Collect all lines from the records below that include the word "title".
**** Task data ****
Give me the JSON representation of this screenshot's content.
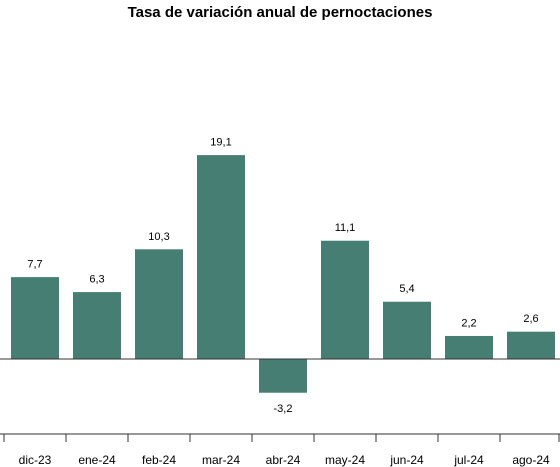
{
  "chart_data": {
    "type": "bar",
    "title": "Tasa de variación anual de pernoctaciones",
    "categories": [
      "dic-23",
      "ene-24",
      "feb-24",
      "mar-24",
      "abr-24",
      "may-24",
      "jun-24",
      "jul-24",
      "ago-24"
    ],
    "values": [
      7.7,
      6.3,
      10.3,
      19.1,
      -3.2,
      11.1,
      5.4,
      2.2,
      2.6
    ],
    "value_labels": [
      "7,7",
      "6,3",
      "10,3",
      "19,1",
      "-3,2",
      "11,1",
      "5,4",
      "2,2",
      "2,6"
    ],
    "xlabel": "",
    "ylabel": "",
    "ylim": [
      -3.2,
      19.1
    ],
    "grid": false,
    "legend": "none",
    "colors": {
      "bar": "#467e74",
      "bar_stroke": "#ffffff",
      "axis": "#333333"
    }
  }
}
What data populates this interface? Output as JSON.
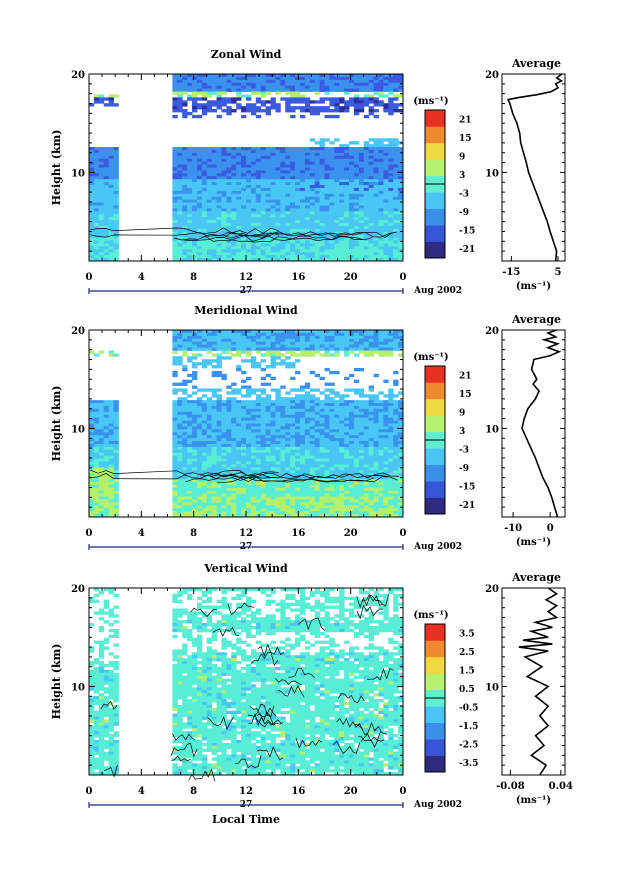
{
  "chart_data": [
    {
      "type": "heatmap",
      "title": "Zonal Wind",
      "ylabel": "Height (km)",
      "xlabel": "",
      "x_ticks": [
        "0",
        "4",
        "8",
        "12",
        "16",
        "20",
        "0"
      ],
      "y_ticks": [
        "20",
        "10"
      ],
      "xlim": [
        0,
        24
      ],
      "ylim": [
        1,
        20
      ],
      "date_label": "27",
      "month_label": "Aug 2002",
      "colorbar": {
        "unit": "(ms⁻¹)",
        "ticks": [
          "21",
          "15",
          "9",
          "3",
          "-3",
          "-9",
          "-15",
          "-21"
        ],
        "range": [
          -24,
          24
        ]
      },
      "data_gap_hours": [
        2.2,
        6.2
      ],
      "profile": {
        "title": "Average",
        "x_ticks": [
          "-15",
          "5"
        ],
        "xlim": [
          -19,
          8
        ],
        "y_ticks": [
          "20",
          "10"
        ],
        "ylim": [
          1,
          20
        ],
        "xunit": "(ms⁻¹)",
        "points": [
          [
            4.0,
            1
          ],
          [
            4.4,
            2
          ],
          [
            3.0,
            3
          ],
          [
            1.6,
            4
          ],
          [
            0.4,
            5
          ],
          [
            -1.2,
            6
          ],
          [
            -2.8,
            7
          ],
          [
            -4.4,
            8
          ],
          [
            -6.0,
            9
          ],
          [
            -7.6,
            10
          ],
          [
            -8.6,
            11
          ],
          [
            -9.8,
            12
          ],
          [
            -11.0,
            13
          ],
          [
            -11.4,
            14
          ],
          [
            -12.6,
            15
          ],
          [
            -14.4,
            16
          ],
          [
            -15.6,
            17
          ],
          [
            -16.4,
            17.4
          ],
          [
            -12.0,
            17.6
          ],
          [
            -4.0,
            17.9
          ],
          [
            2.0,
            18.2
          ],
          [
            5.0,
            18.6
          ],
          [
            4.0,
            19.0
          ],
          [
            6.5,
            19.3
          ],
          [
            4.5,
            19.6
          ],
          [
            6.6,
            20
          ]
        ]
      }
    },
    {
      "type": "heatmap",
      "title": "Meridional Wind",
      "ylabel": "Height (km)",
      "xlabel": "",
      "x_ticks": [
        "0",
        "4",
        "8",
        "12",
        "16",
        "20",
        "0"
      ],
      "y_ticks": [
        "20",
        "10"
      ],
      "xlim": [
        0,
        24
      ],
      "ylim": [
        1,
        20
      ],
      "date_label": "27",
      "month_label": "Aug 2002",
      "colorbar": {
        "unit": "(ms⁻¹)",
        "ticks": [
          "21",
          "15",
          "9",
          "3",
          "-3",
          "-9",
          "-15",
          "-21"
        ],
        "range": [
          -24,
          24
        ]
      },
      "data_gap_hours": [
        2.2,
        6.2
      ],
      "profile": {
        "title": "Average",
        "x_ticks": [
          "-10",
          "0"
        ],
        "xlim": [
          -13,
          4
        ],
        "y_ticks": [
          "20",
          "10"
        ],
        "ylim": [
          1,
          20
        ],
        "xunit": "(ms⁻¹)",
        "points": [
          [
            2.0,
            1
          ],
          [
            1.2,
            2
          ],
          [
            0.4,
            3
          ],
          [
            -0.6,
            4
          ],
          [
            -2.0,
            5
          ],
          [
            -3.0,
            6
          ],
          [
            -4.0,
            7
          ],
          [
            -5.2,
            8
          ],
          [
            -6.4,
            9
          ],
          [
            -7.6,
            10
          ],
          [
            -7.0,
            11
          ],
          [
            -6.0,
            12
          ],
          [
            -4.0,
            13
          ],
          [
            -3.0,
            13.8
          ],
          [
            -4.6,
            14.5
          ],
          [
            -3.6,
            15
          ],
          [
            -5.0,
            16
          ],
          [
            -4.4,
            17
          ],
          [
            0.0,
            17.4
          ],
          [
            2.4,
            17.8
          ],
          [
            -0.6,
            18.2
          ],
          [
            2.0,
            18.6
          ],
          [
            -1.6,
            19.0
          ],
          [
            1.5,
            19.3
          ],
          [
            -0.6,
            19.7
          ],
          [
            1.8,
            20
          ]
        ]
      }
    },
    {
      "type": "heatmap",
      "title": "Vertical Wind",
      "ylabel": "Height (km)",
      "xlabel": "Local Time",
      "x_ticks": [
        "0",
        "4",
        "8",
        "12",
        "16",
        "20",
        "0"
      ],
      "y_ticks": [
        "20",
        "10"
      ],
      "xlim": [
        0,
        24
      ],
      "ylim": [
        1,
        20
      ],
      "date_label": "27",
      "month_label": "Aug 2002",
      "colorbar": {
        "unit": "(ms⁻¹)",
        "ticks": [
          "3.5",
          "2.5",
          "1.5",
          "0.5",
          "-0.5",
          "-1.5",
          "-2.5",
          "-3.5"
        ],
        "range": [
          -4,
          4
        ]
      },
      "data_gap_hours": [
        2.2,
        6.2
      ],
      "profile": {
        "title": "Average",
        "x_ticks": [
          "-0.08",
          "0.04"
        ],
        "xlim": [
          -0.1,
          0.05
        ],
        "y_ticks": [
          "20",
          "10"
        ],
        "ylim": [
          1,
          20
        ],
        "xunit": "(ms⁻¹)",
        "points": [
          [
            -0.01,
            1
          ],
          [
            0.005,
            2
          ],
          [
            -0.03,
            3
          ],
          [
            0.0,
            4
          ],
          [
            -0.02,
            5
          ],
          [
            0.01,
            6
          ],
          [
            -0.01,
            7
          ],
          [
            0.01,
            8
          ],
          [
            -0.02,
            9
          ],
          [
            0.01,
            10
          ],
          [
            -0.04,
            11
          ],
          [
            -0.005,
            12
          ],
          [
            -0.045,
            13
          ],
          [
            0.01,
            13.6
          ],
          [
            -0.06,
            14
          ],
          [
            0.02,
            14.3
          ],
          [
            -0.05,
            14.7
          ],
          [
            0.01,
            15
          ],
          [
            -0.03,
            15.6
          ],
          [
            0.02,
            16
          ],
          [
            -0.02,
            16.5
          ],
          [
            0.03,
            17
          ],
          [
            0.01,
            17.6
          ],
          [
            0.03,
            18.2
          ],
          [
            0.005,
            18.8
          ],
          [
            0.03,
            19.4
          ],
          [
            0.01,
            20
          ]
        ]
      }
    }
  ]
}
****
> Task solution:
    "title": "Tasa de variación anual de pernoctaciones",
      "title": "Zonal Wind",
        "title": "Average",
      "title": "Meridional Wind",
        "title": "Average",
      "title": "Vertical Wind",
        "title": "Average",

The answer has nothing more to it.